Problem details:
What follows is a set of records; restate each one word for word and drop the pictures.

Dataset records:
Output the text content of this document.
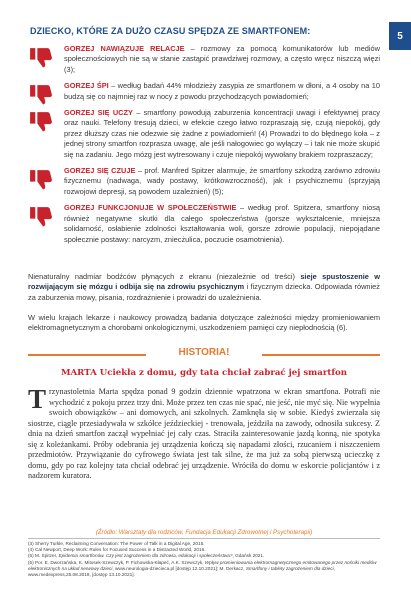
5
DZIECKO, KTÓRE ZA DUŻO CZASU SPĘDZA ZE SMARTFONEM:
GORZEJ NAWIĄZUJE RELACJE – rozmowy za pomocą komunikatorów lub mediów społecznościowych nie są w stanie zastąpić prawdziwej rozmowy, a często wręcz niszczą więzi (3);
GORZEJ ŚPI – według badań 44% młodzieży zasypia ze smartfonem w dłoni, a 4 osoby na 10 budzą się co najmniej raz w nocy z powodu przychodzących powiadomień;
GORZEJ SIĘ UCZY – smartfony powodują zaburzenia koncentracji uwagi i efektywnej pracy oraz nauki. Telefony tresują dzieci, w efekcie czego łatwo rozpraszają się, czują niepokój, gdy przez dłuższy czas nie odezwie się żadne z powiadomień! (4) Prowadzi to do błędnego koła – z jednej strony smartfon rozprasza uwagę, ale jeśli nałogowiec go wyłączy – i tak nie może skupić się na zadaniu. Jego mózg jest wytresowany i czuje niepokój wywołany brakiem rozpraszaczy;
GORZEJ SIĘ CZUJE – prof. Manfred Spitzer alarmuje, że smartfony szkodzą zarówno zdrowiu fizycznemu (nadwaga, wady postawy, krótkowzroczność), jak i psychicznemu (sprzyjają rozwojowi depresji, są powodem uzależnień) (5);
GORZEJ FUNKCJONUJE W SPOŁECZEŃSTWIE – według prof. Spitzera, smartfony niosą również negatywne skutki dla całego społeczeństwa (gorsze wykształcenie, mniejsza solidarność, osłabienie zdolności kształtowania woli, gorsze zdrowie populacji, niepojądane społecznie postawy: narcyzm, zniecżulica, poczucie osamotnienia).
Nienaturalny nadmiar bodźców płynących z ekranu (niezależnie od treści) sieje spustoszenie w rozwijającym się mózgu i odbija się na zdrowiu psychicznym i fizycznym dziecka. Odpowiada również za zaburzenia mowy, pisania, rozdrażnienie i prowadzi do uzależnienia.
W wielu krajach lekarze i naukowcy prowadzą badania dotyczące zależności między promieniowaniem elektromagnetycznym a chorobami onkologicznymi, uszkodzeniem pamięci czy niepłodnością (6).
HISTORIA!
MARTA Uciekła z domu, gdy tata chciał zabrać jej smartfon
Trzynastoletnia Marta spędza ponad 9 godzin dziennie wpatrzona w ekran smartfona. Potrafi nie wychodzić z pokoju przez trzy dni. Może przez ten czas nie spać, nie jeść, nie myć się. Nie wypełnia swoich obowiązków – ani domowych, ani szkolnych. Zamknęła się w sobie. Kiedyś zwierzała się siostrze, ciągle przesiadywała w szkółce jeździeckiej - trenowała, jeździła na zawody, odnosiła sukcesy. Z dnia na dzień smartfon zaczął wypełniać jej cały czas. Straciła zainteresowanie jazdą konną, nie spotyka się z koleżankami. Próby odebrania jej urządzenia kończą się napadami złości, rzucaniem i niszczeniem przedmiotów. Przywiązanie do cyfrowego świata jest tak silne, że ma już za sobą pierwszą ucieczkę z domu, gdy po raz kolejny tata chciał odebrać jej urządzenie. Wróciła do domu w eskorcie policjantów i z nadzorem kuratora.
(Źródło: Warsztaty dla rodziców, Fundacja Edukacji Zdrowotnej i Psychoterapii)
(3) Sherry Turkle, Reclaiming Conversation: The Power of Talk in a Digital Age, 2015.
(4) Cal Newport, Deep Work: Rules for Focused Success in a Distracted World, 2016.
(5) M. Spitzer, Epidemia smartfonów. Czy jest zagrożeniem dla zdrowia, edukacji i społeczeństwa?, Gdańsk 2021.
(6) Por. E. Dworzańska, K. Mitosek-Szewczyk, P. Fichowska-Kłapeć, A.K. Szewczyk, Wpływ promieniowania elektromagnetycznego emitowanego przez nośniki mediów elektronicznych na układ nerwowy dzieci, www.neurologia-dziecieca.pl [dostęp 12.10.2021]; M. Derkacz, Smartfony i tablety zagrożeniem dla dzieci, www.medexpress,25.08.2018, [dostęp 13.10.2021].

Final result:
Output the text content of this document.
5
DZIECKO, KTÓRE ZA DUŻO CZASU SPĘDZA ZE SMARTFONEM:
GORZEJ NAWIĄZUJE RELACJE – rozmowy za pomocą komunikatorów lub mediów społecznościowych nie są w stanie zastąpić prawdziwej rozmowy, a często wręcz niszczą więzi (3);
GORZEJ ŚPI – według badań 44% młodzieży zasypia ze smartfonem w dłoni, a 4 osoby na 10 budzą się co najmniej raz w nocy z powodu przychodzących powiadomień;
GORZEJ SIĘ UCZY – smartfony powodują zaburzenia koncentracji uwagi i efektywnej pracy oraz nauki. Telefony tresują dzieci, w efekcie czego łatwo rozpraszają się, czują niepokój, gdy przez dłuższy czas nie odezwie się żadne z powiadomień! (4) Prowadzi to do błędnego koła – z jednej strony smartfon rozprasza uwagę, ale jeśli nałogowiec go wyłączy – i tak nie może skupić się na zadaniu. Jego mózg jest wytresowany i czuje niepokój wywołany brakiem rozpraszaczy;
GORZEJ SIĘ CZUJE – prof. Manfred Spitzer alarmuje, że smartfony szkodzą zarówno zdrowiu fizycznemu (nadwaga, wady postawy, krótkowzroczność), jak i psychicznemu (sprzyjają rozwojowi depresji, są powodem uzależnień) (5);
GORZEJ FUNKCJONUJE W SPOŁECZEŃSTWIE – według prof. Spitzera, smartfony niosą również negatywne skutki dla całego społeczeństwa (gorsze wykształcenie, mniejsza solidarność, osłabienie zdolności kształtowania woli, gorsze zdrowie populacji, niepojądane społecznie postawy: narcyzm, zniecżulica, poczucie osamotnienia).
Nienaturalny nadmiar bodźców płynących z ekranu (niezależnie od treści) sieje spustoszenie w rozwijającym się mózgu i odbija się na zdrowiu psychicznym i fizycznym dziecka. Odpowiada również za zaburzenia mowy, pisania, rozdrażnienie i prowadzi do uzależnienia.
W wielu krajach lekarze i naukowcy prowadzą badania dotyczące zależności między promieniowaniem elektromagnetycznym a chorobami onkologicznymi, uszkodzeniem pamięci czy niepłodnością (6).
HISTORIA!
MARTA Uciekła z domu, gdy tata chciał zabrać jej smartfon
Trzynastoletnia Marta spędza ponad 9 godzin dziennie wpatrzona w ekran smartfona. Potrafi nie wychodzić z pokoju przez trzy dni. Może przez ten czas nie spać, nie jeść, nie myć się. Nie wypełnia swoich obowiązków – ani domowych, ani szkolnych. Zamknęła się w sobie. Kiedyś zwierzała się siostrze, ciągle przesiadywała w szkółce jeździeckiej - trenowała, jeździła na zawody, odnosiła sukcesy. Z dnia na dzień smartfon zaczął wypełniać jej cały czas. Straciła zainteresowanie jazdą konną, nie spotyka się z koleżankami. Próby odebrania jej urządzenia kończą się napadami złości, rzucaniem i niszczeniem przedmiotów. Przywiązanie do cyfrowego świata jest tak silne, że ma już za sobą pierwszą ucieczkę z domu, gdy po raz kolejny tata chciał odebrać jej urządzenie. Wróciła do domu w eskorcie policjantów i z nadzorem kuratora.
(Źródło: Warsztaty dla rodziców, Fundacja Edukacji Zdrowotnej i Psychoterapii)
(3) Sherry Turkle, Reclaiming Conversation: The Power of Talk in a Digital Age, 2015.
(4) Cal Newport, Deep Work: Rules for Focused Success in a Distracted World, 2016.
(5) M. Spitzer, Epidemia smartfonów. Czy jest zagrożeniem dla zdrowia, edukacji i społeczeństwa?, Gdańsk 2021.
(6) Por. E. Dworzańska, K. Mitosek-Szewczyk, P. Fichowska-Kłapeć, A.K. Szewczyk, Wpływ promieniowania elektromagnetycznego emitowanego przez nośniki mediów elektronicznych na układ nerwowy dzieci, www.neurologia-dziecieca.pl [dostęp 12.10.2021]; M. Derkacz, Smartfony i tablety zagrożeniem dla dzieci, www.medexpress,25.08.2018, [dostęp 13.10.2021].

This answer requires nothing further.